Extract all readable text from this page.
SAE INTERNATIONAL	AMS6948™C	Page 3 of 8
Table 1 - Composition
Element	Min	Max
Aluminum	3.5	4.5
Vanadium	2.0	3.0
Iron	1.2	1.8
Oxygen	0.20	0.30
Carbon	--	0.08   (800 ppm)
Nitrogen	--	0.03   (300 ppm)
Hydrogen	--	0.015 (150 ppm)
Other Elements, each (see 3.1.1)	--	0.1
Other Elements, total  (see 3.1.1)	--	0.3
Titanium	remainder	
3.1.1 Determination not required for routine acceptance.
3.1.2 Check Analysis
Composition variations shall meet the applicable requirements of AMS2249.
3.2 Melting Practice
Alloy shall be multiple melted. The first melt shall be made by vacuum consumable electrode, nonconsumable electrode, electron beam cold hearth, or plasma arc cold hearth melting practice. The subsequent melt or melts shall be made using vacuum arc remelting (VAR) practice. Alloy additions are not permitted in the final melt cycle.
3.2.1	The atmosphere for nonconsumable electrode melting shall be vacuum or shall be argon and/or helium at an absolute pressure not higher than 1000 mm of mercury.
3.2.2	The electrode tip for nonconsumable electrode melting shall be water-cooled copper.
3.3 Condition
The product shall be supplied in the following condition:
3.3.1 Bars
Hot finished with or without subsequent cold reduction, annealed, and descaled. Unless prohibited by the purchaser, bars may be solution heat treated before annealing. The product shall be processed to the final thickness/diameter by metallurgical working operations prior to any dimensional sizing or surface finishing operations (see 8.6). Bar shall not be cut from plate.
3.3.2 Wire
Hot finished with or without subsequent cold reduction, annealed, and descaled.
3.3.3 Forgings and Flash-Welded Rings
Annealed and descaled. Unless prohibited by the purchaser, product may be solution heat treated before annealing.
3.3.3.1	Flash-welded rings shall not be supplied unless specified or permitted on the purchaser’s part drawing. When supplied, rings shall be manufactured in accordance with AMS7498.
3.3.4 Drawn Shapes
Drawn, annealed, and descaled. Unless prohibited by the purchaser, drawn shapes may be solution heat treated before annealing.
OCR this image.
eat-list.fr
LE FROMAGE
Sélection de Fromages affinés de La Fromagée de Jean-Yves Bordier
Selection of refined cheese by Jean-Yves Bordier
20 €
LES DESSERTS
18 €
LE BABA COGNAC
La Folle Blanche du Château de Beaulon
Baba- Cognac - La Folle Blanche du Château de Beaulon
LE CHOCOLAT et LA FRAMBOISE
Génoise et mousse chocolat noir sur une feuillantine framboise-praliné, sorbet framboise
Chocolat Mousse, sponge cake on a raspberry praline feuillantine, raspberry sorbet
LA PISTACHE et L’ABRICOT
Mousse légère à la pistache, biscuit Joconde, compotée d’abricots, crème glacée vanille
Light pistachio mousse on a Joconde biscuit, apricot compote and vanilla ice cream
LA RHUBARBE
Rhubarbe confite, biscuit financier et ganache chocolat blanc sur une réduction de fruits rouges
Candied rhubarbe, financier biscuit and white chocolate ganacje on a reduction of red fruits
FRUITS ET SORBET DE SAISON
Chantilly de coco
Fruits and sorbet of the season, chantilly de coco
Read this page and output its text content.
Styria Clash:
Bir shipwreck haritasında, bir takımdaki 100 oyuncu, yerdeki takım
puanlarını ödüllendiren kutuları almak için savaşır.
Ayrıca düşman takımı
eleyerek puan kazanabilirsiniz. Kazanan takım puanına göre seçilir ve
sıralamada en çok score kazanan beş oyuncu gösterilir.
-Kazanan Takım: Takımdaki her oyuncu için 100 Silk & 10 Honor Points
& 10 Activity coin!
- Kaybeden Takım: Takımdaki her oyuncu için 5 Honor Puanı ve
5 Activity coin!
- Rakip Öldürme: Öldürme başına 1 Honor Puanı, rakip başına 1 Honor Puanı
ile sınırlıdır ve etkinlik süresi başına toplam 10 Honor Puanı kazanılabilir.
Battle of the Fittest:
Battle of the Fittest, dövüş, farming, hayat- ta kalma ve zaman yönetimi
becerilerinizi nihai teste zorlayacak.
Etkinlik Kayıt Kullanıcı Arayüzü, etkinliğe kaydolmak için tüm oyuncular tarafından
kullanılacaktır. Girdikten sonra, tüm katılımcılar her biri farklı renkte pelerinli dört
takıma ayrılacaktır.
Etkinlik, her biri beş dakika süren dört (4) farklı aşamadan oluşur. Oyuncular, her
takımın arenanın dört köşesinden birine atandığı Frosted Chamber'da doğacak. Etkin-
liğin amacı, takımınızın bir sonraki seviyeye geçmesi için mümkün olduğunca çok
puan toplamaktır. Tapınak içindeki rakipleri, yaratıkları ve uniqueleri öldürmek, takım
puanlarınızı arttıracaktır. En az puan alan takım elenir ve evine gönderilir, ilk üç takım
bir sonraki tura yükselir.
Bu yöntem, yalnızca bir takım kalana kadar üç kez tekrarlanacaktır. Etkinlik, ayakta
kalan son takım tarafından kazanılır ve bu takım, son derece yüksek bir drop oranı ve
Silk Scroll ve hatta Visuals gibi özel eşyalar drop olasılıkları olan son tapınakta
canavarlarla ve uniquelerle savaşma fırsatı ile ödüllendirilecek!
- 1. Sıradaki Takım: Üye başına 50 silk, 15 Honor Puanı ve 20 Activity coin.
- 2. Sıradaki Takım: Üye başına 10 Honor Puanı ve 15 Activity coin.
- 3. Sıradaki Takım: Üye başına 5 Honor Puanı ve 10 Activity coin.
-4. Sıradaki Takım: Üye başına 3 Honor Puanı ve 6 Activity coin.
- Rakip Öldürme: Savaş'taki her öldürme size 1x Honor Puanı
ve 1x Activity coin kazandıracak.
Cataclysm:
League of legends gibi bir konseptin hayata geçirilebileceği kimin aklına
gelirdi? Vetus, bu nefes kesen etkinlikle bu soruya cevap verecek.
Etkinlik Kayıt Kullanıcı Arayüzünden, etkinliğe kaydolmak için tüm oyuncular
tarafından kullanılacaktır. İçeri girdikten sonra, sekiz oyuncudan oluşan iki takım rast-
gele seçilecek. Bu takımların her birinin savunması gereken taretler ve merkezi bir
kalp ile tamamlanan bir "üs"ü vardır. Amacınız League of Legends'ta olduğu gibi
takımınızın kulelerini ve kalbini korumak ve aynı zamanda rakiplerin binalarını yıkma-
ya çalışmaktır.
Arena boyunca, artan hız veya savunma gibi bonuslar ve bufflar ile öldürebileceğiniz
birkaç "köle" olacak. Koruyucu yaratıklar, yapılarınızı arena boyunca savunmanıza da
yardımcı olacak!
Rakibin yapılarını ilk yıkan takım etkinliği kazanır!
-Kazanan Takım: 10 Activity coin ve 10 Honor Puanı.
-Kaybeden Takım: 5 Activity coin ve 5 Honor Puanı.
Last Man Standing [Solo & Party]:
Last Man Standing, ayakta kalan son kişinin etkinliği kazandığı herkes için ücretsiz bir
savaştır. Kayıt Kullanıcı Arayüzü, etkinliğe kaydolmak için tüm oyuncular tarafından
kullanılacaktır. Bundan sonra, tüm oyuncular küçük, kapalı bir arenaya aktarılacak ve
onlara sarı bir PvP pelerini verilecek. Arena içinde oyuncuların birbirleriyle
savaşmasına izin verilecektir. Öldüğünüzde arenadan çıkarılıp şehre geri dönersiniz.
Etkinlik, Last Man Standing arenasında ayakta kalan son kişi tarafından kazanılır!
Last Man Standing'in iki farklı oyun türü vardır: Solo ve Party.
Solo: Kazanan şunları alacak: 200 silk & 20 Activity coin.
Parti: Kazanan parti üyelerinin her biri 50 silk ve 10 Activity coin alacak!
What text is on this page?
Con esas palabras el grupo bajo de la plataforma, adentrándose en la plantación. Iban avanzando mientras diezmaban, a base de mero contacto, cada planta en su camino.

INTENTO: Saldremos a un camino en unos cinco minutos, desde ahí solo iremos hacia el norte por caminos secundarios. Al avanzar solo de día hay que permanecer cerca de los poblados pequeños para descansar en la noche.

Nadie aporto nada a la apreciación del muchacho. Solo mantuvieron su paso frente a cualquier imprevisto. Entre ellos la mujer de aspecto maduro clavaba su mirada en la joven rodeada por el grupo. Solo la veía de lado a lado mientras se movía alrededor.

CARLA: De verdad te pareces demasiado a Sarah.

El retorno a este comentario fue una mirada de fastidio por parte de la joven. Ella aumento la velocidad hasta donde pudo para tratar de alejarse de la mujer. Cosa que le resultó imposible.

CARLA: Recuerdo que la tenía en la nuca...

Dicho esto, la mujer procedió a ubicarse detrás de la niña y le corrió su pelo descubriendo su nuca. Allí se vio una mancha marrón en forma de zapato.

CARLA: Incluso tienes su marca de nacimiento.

----------------

Given problem: In the entries above, count each line with "Composition"; reply with the total only.

Final result: 2